**Your task:**
Repeat each entry exactly and drop the pictures.
==== Dataset
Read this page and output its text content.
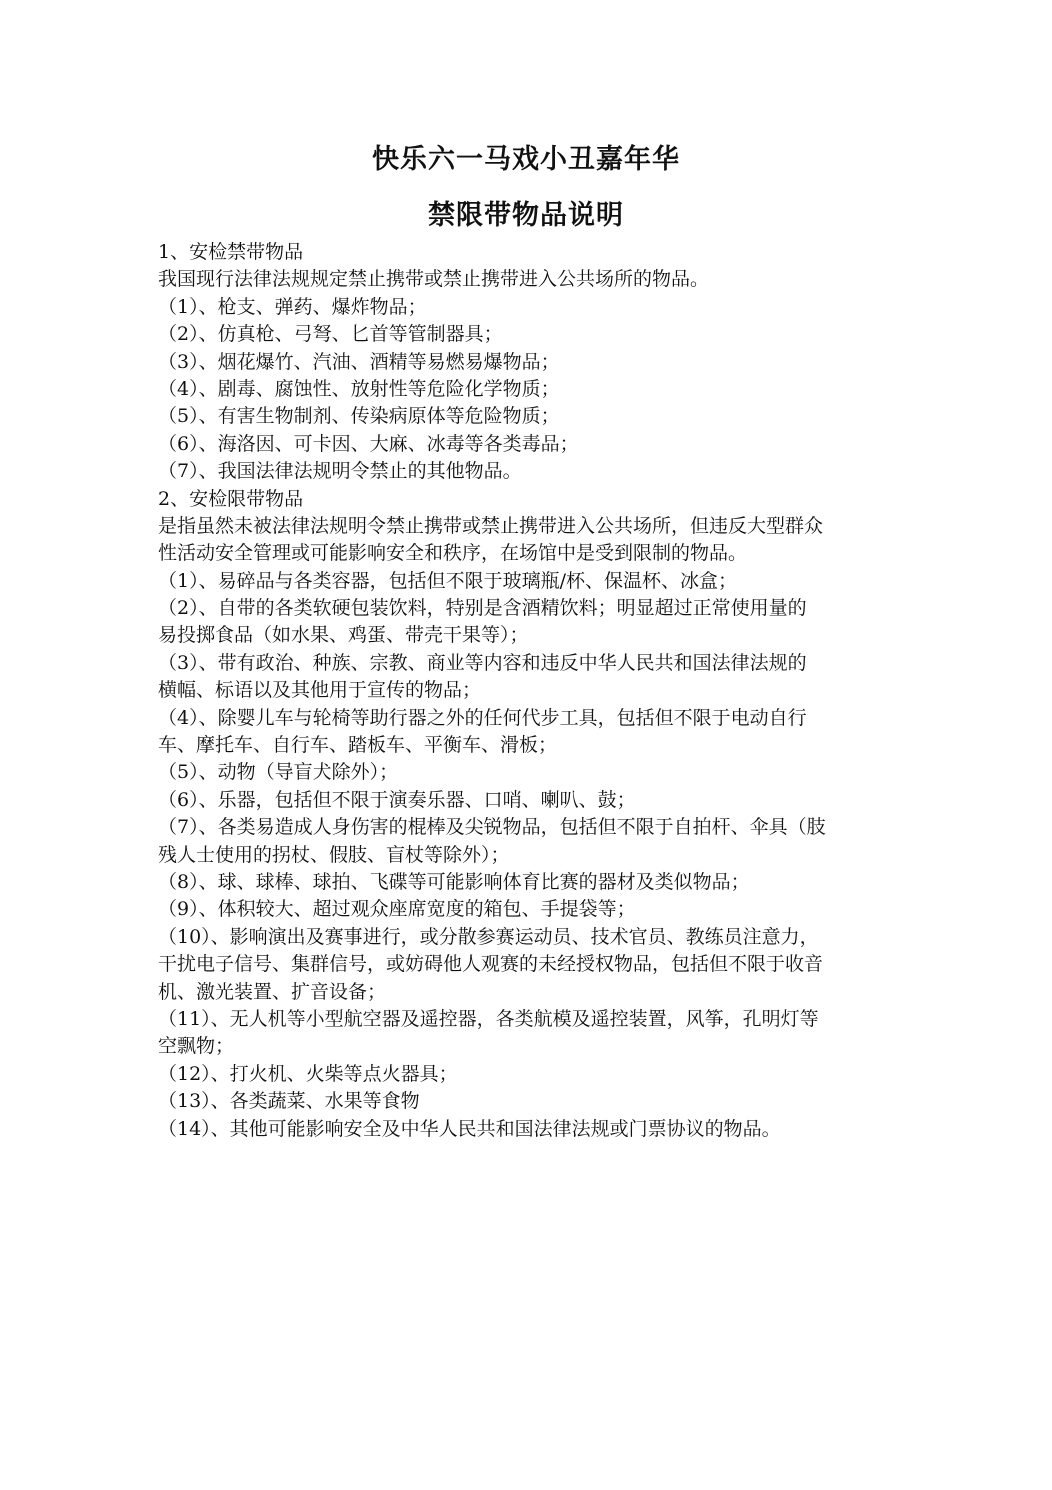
快乐六一马戏小丑嘉年华
禁限带物品说明
1、安检禁带物品
我国现行法律法规规定禁止携带或禁止携带进入公共场所的物品。
（1）、枪支、弹药、爆炸物品；
（2）、仿真枪、弓弩、匕首等管制器具；
（3）、烟花爆竹、汽油、酒精等易燃易爆物品；
（4）、剧毒、腐蚀性、放射性等危险化学物质；
（5）、有害生物制剂、传染病原体等危险物质；
（6）、海洛因、可卡因、大麻、冰毒等各类毒品；
（7）、我国法律法规明令禁止的其他物品。
2、安检限带物品
是指虽然未被法律法规明令禁止携带或禁止携带进入公共场所，但违反大型群众
性活动安全管理或可能影响安全和秩序，在场馆中是受到限制的物品。
（1）、易碎品与各类容器，包括但不限于玻璃瓶/杯、保温杯、冰盒；
（2）、自带的各类软硬包装饮料，特别是含酒精饮料；明显超过正常使用量的
易投掷食品（如水果、鸡蛋、带壳干果等）；
（3）、带有政治、种族、宗教、商业等内容和违反中华人民共和国法律法规的
横幅、标语以及其他用于宣传的物品；
（4）、除婴儿车与轮椅等助行器之外的任何代步工具，包括但不限于电动自行
车、摩托车、自行车、踏板车、平衡车、滑板；
（5）、动物（导盲犬除外）；
（6）、乐器，包括但不限于演奏乐器、口哨、喇叭、鼓；
（7）、各类易造成人身伤害的棍棒及尖锐物品，包括但不限于自拍杆、伞具（肢
残人士使用的拐杖、假肢、盲杖等除外）；
（8）、球、球棒、球拍、飞碟等可能影响体育比赛的器材及类似物品；
（9）、体积较大、超过观众座席宽度的箱包、手提袋等；
（10）、影响演出及赛事进行，或分散参赛运动员、技术官员、教练员注意力，
干扰电子信号、集群信号，或妨碍他人观赛的未经授权物品，包括但不限于收音
机、激光装置、扩音设备；
（11）、无人机等小型航空器及遥控器，各类航模及遥控装置，风筝，孔明灯等
空飘物；
（12）、打火机、火柴等点火器具；
（13）、各类蔬菜、水果等食物
（14）、其他可能影响安全及中华人民共和国法律法规或门票协议的物品。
========
**The result:**
Read this page and output its text content.
快乐六一马戏小丑嘉年华
禁限带物品说明
1、安检禁带物品
我国现行法律法规规定禁止携带或禁止携带进入公共场所的物品。
（1）、枪支、弹药、爆炸物品；
（2）、仿真枪、弓弩、匕首等管制器具；
（3）、烟花爆竹、汽油、酒精等易燃易爆物品；
（4）、剧毒、腐蚀性、放射性等危险化学物质；
（5）、有害生物制剂、传染病原体等危险物质；
（6）、海洛因、可卡因、大麻、冰毒等各类毒品；
（7）、我国法律法规明令禁止的其他物品。
2、安检限带物品
是指虽然未被法律法规明令禁止携带或禁止携带进入公共场所，但违反大型群众
性活动安全管理或可能影响安全和秩序，在场馆中是受到限制的物品。
（1）、易碎品与各类容器，包括但不限于玻璃瓶/杯、保温杯、冰盒；
（2）、自带的各类软硬包装饮料，特别是含酒精饮料；明显超过正常使用量的
易投掷食品（如水果、鸡蛋、带壳干果等）；
（3）、带有政治、种族、宗教、商业等内容和违反中华人民共和国法律法规的
横幅、标语以及其他用于宣传的物品；
（4）、除婴儿车与轮椅等助行器之外的任何代步工具，包括但不限于电动自行
车、摩托车、自行车、踏板车、平衡车、滑板；
（5）、动物（导盲犬除外）；
（6）、乐器，包括但不限于演奏乐器、口哨、喇叭、鼓；
（7）、各类易造成人身伤害的棍棒及尖锐物品，包括但不限于自拍杆、伞具（肢
残人士使用的拐杖、假肢、盲杖等除外）；
（8）、球、球棒、球拍、飞碟等可能影响体育比赛的器材及类似物品；
（9）、体积较大、超过观众座席宽度的箱包、手提袋等；
（10）、影响演出及赛事进行，或分散参赛运动员、技术官员、教练员注意力，
干扰电子信号、集群信号，或妨碍他人观赛的未经授权物品，包括但不限于收音
机、激光装置、扩音设备；
（11）、无人机等小型航空器及遥控器，各类航模及遥控装置，风筝，孔明灯等
空飘物；
（12）、打火机、火柴等点火器具；
（13）、各类蔬菜、水果等食物
（14）、其他可能影响安全及中华人民共和国法律法规或门票协议的物品。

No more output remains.